DATA LISTING ::
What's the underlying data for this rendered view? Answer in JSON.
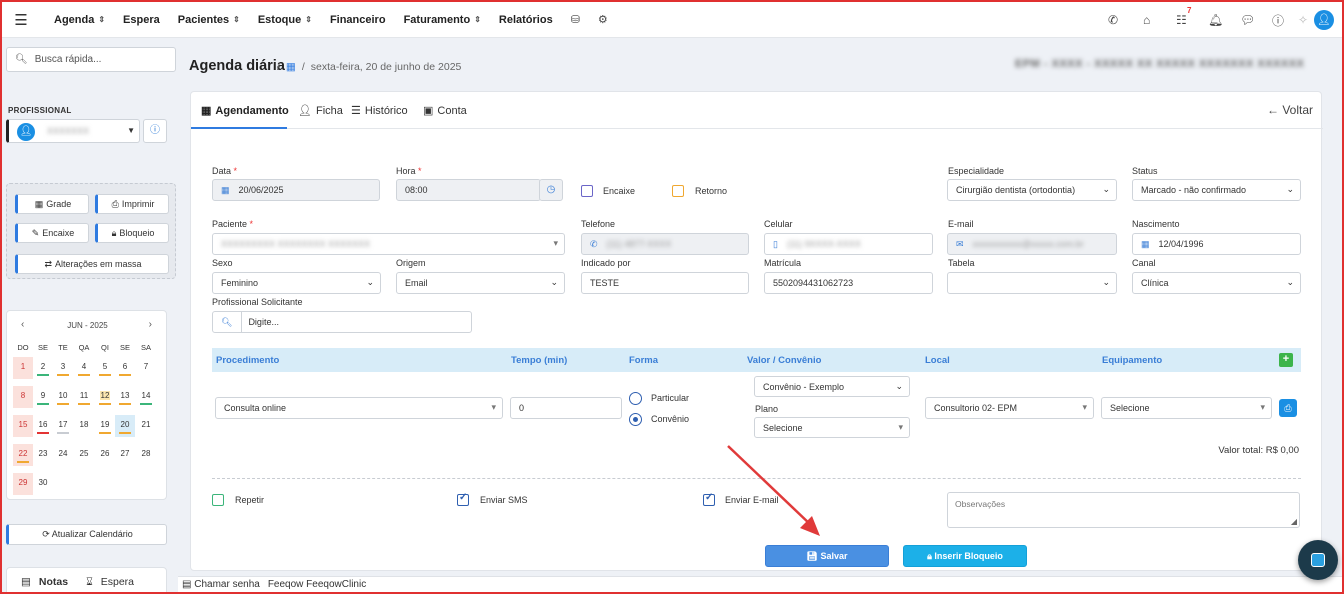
{
  "nav": {
    "items": [
      {
        "label": "Agenda",
        "chevron": true
      },
      {
        "label": "Espera",
        "chevron": false
      },
      {
        "label": "Pacientes",
        "chevron": true
      },
      {
        "label": "Estoque",
        "chevron": true
      },
      {
        "label": "Financeiro",
        "chevron": false
      },
      {
        "label": "Faturamento",
        "chevron": true
      },
      {
        "label": "Relatórios",
        "chevron": false
      }
    ],
    "task_badge": "7"
  },
  "sidebar": {
    "search_placeholder": "Busca rápida...",
    "professional_label": "PROFISSIONAL",
    "professional_value": "XXXXXXX",
    "buttons": {
      "grade": "Grade",
      "imprimir": "Imprimir",
      "encaixe": "Encaixe",
      "bloqueio": "Bloqueio",
      "alteracoes": "Alterações em massa"
    },
    "calendar": {
      "month": "JUN - 2025",
      "dow": [
        "DO",
        "SE",
        "TE",
        "QA",
        "QI",
        "SE",
        "SA"
      ],
      "weeks": [
        [
          "1",
          "2",
          "3",
          "4",
          "5",
          "6",
          "7"
        ],
        [
          "8",
          "9",
          "10",
          "11",
          "12",
          "13",
          "14"
        ],
        [
          "15",
          "16",
          "17",
          "18",
          "19",
          "20",
          "21"
        ],
        [
          "22",
          "23",
          "24",
          "25",
          "26",
          "27",
          "28"
        ],
        [
          "29",
          "30",
          "",
          "",
          "",
          "",
          ""
        ]
      ]
    },
    "update_button": "Atualizar Calendário",
    "notas": "Notas",
    "espera": "Espera"
  },
  "header": {
    "title": "Agenda diária",
    "date": "sexta-feira, 20 de junho de 2025",
    "blurred_name": "EPM - XXXX - XXXXX XX XXXXX XXXXXXX XXXXXX"
  },
  "tabs": {
    "agendamento": "Agendamento",
    "ficha": "Ficha",
    "historico": "Histórico",
    "conta": "Conta",
    "voltar": "Voltar"
  },
  "form": {
    "data_label": "Data",
    "data_value": "20/06/2025",
    "hora_label": "Hora",
    "hora_value": "08:00",
    "encaixe": "Encaixe",
    "retorno": "Retorno",
    "especialidade_label": "Especialidade",
    "especialidade_value": "Cirurgião dentista (ortodontia)",
    "status_label": "Status",
    "status_value": "Marcado - não confirmado",
    "paciente_label": "Paciente",
    "paciente_value": "XXXXXXXXX XXXXXXXX XXXXXXX",
    "telefone_label": "Telefone",
    "telefone_value": "(11) 4877-XXXX",
    "celular_label": "Celular",
    "celular_value": "(11) 9XXXX-XXXX",
    "email_label": "E-mail",
    "email_value": "xxxxxxxxxxx@xxxxx.com.br",
    "nascimento_label": "Nascimento",
    "nascimento_value": "12/04/1996",
    "sexo_label": "Sexo",
    "sexo_value": "Feminino",
    "origem_label": "Origem",
    "origem_value": "Email",
    "indicado_label": "Indicado por",
    "indicado_value": "TESTE",
    "matricula_label": "Matrícula",
    "matricula_value": "5502094431062723",
    "tabela_label": "Tabela",
    "tabela_value": "",
    "canal_label": "Canal",
    "canal_value": "Clínica",
    "solicitante_label": "Profissional Solicitante",
    "solicitante_placeholder": "Digite..."
  },
  "procedure": {
    "headers": [
      "Procedimento",
      "Tempo (min)",
      "Forma",
      "Valor / Convênio",
      "Local",
      "Equipamento"
    ],
    "procedimento_value": "Consulta online",
    "tempo_value": "0",
    "forma_particular": "Particular",
    "forma_convenio": "Convênio",
    "convenio_value": "Convênio - Exemplo",
    "plano_label": "Plano",
    "plano_value": "Selecione",
    "local_value": "Consultorio 02- EPM",
    "equipamento_value": "Selecione",
    "valor_total": "Valor total: R$ 0,00"
  },
  "options": {
    "repetir": "Repetir",
    "enviar_sms": "Enviar SMS",
    "enviar_email": "Enviar E-mail",
    "observacoes_placeholder": "Observações"
  },
  "actions": {
    "salvar": "Salvar",
    "inserir_bloqueio": "Inserir Bloqueio"
  },
  "footer": {
    "chamar_senha": "Chamar senha",
    "brand": "Feeqow FeeqowClinic"
  },
  "colors": {
    "accent": "#2f7be0",
    "required": "#e33333",
    "proc_header_bg": "#d7ecf8",
    "annotation_arrow": "#e03a3a"
  }
}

TASK DIRECTIONS :: Copy out all of the data word for word. Do not carry over any picture.

FULL ANSWER ::
What's the underlying data for this rendered view? Answer in JSON.
{
  "nav": {
    "items": [
      {
        "label": "Agenda",
        "chevron": true
      },
      {
        "label": "Espera",
        "chevron": false
      },
      {
        "label": "Pacientes",
        "chevron": true
      },
      {
        "label": "Estoque",
        "chevron": true
      },
      {
        "label": "Financeiro",
        "chevron": false
      },
      {
        "label": "Faturamento",
        "chevron": true
      },
      {
        "label": "Relatórios",
        "chevron": false
      }
    ],
    "task_badge": "7"
  },
  "sidebar": {
    "search_placeholder": "Busca rápida...",
    "professional_label": "PROFISSIONAL",
    "professional_value": "XXXXXXX",
    "buttons": {
      "grade": "Grade",
      "imprimir": "Imprimir",
      "encaixe": "Encaixe",
      "bloqueio": "Bloqueio",
      "alteracoes": "Alterações em massa"
    },
    "calendar": {
      "month": "JUN - 2025",
      "dow": [
        "DO",
        "SE",
        "TE",
        "QA",
        "QI",
        "SE",
        "SA"
      ],
      "weeks": [
        [
          "1",
          "2",
          "3",
          "4",
          "5",
          "6",
          "7"
        ],
        [
          "8",
          "9",
          "10",
          "11",
          "12",
          "13",
          "14"
        ],
        [
          "15",
          "16",
          "17",
          "18",
          "19",
          "20",
          "21"
        ],
        [
          "22",
          "23",
          "24",
          "25",
          "26",
          "27",
          "28"
        ],
        [
          "29",
          "30",
          "",
          "",
          "",
          "",
          ""
        ]
      ]
    },
    "update_button": "Atualizar Calendário",
    "notas": "Notas",
    "espera": "Espera"
  },
  "header": {
    "title": "Agenda diária",
    "date": "sexta-feira, 20 de junho de 2025",
    "blurred_name": "EPM - XXXX - XXXXX XX XXXXX XXXXXXX XXXXXX"
  },
  "tabs": {
    "agendamento": "Agendamento",
    "ficha": "Ficha",
    "historico": "Histórico",
    "conta": "Conta",
    "voltar": "Voltar"
  },
  "form": {
    "data_label": "Data",
    "data_value": "20/06/2025",
    "hora_label": "Hora",
    "hora_value": "08:00",
    "encaixe": "Encaixe",
    "retorno": "Retorno",
    "especialidade_label": "Especialidade",
    "especialidade_value": "Cirurgião dentista (ortodontia)",
    "status_label": "Status",
    "status_value": "Marcado - não confirmado",
    "paciente_label": "Paciente",
    "paciente_value": "XXXXXXXXX XXXXXXXX XXXXXXX",
    "telefone_label": "Telefone",
    "telefone_value": "(11) 4877-XXXX",
    "celular_label": "Celular",
    "celular_value": "(11) 9XXXX-XXXX",
    "email_label": "E-mail",
    "email_value": "xxxxxxxxxxx@xxxxx.com.br",
    "nascimento_label": "Nascimento",
    "nascimento_value": "12/04/1996",
    "sexo_label": "Sexo",
    "sexo_value": "Feminino",
    "origem_label": "Origem",
    "origem_value": "Email",
    "indicado_label": "Indicado por",
    "indicado_value": "TESTE",
    "matricula_label": "Matrícula",
    "matricula_value": "5502094431062723",
    "tabela_label": "Tabela",
    "tabela_value": "",
    "canal_label": "Canal",
    "canal_value": "Clínica",
    "solicitante_label": "Profissional Solicitante",
    "solicitante_placeholder": "Digite..."
  },
  "procedure": {
    "headers": [
      "Procedimento",
      "Tempo (min)",
      "Forma",
      "Valor / Convênio",
      "Local",
      "Equipamento"
    ],
    "procedimento_value": "Consulta online",
    "tempo_value": "0",
    "forma_particular": "Particular",
    "forma_convenio": "Convênio",
    "convenio_value": "Convênio - Exemplo",
    "plano_label": "Plano",
    "plano_value": "Selecione",
    "local_value": "Consultorio 02- EPM",
    "equipamento_value": "Selecione",
    "valor_total": "Valor total: R$ 0,00"
  },
  "options": {
    "repetir": "Repetir",
    "enviar_sms": "Enviar SMS",
    "enviar_email": "Enviar E-mail",
    "observacoes_placeholder": "Observações"
  },
  "actions": {
    "salvar": "Salvar",
    "inserir_bloqueio": "Inserir Bloqueio"
  },
  "footer": {
    "chamar_senha": "Chamar senha",
    "brand": "Feeqow FeeqowClinic"
  },
  "colors": {
    "accent": "#2f7be0",
    "required": "#e33333",
    "proc_header_bg": "#d7ecf8",
    "annotation_arrow": "#e03a3a"
  }
}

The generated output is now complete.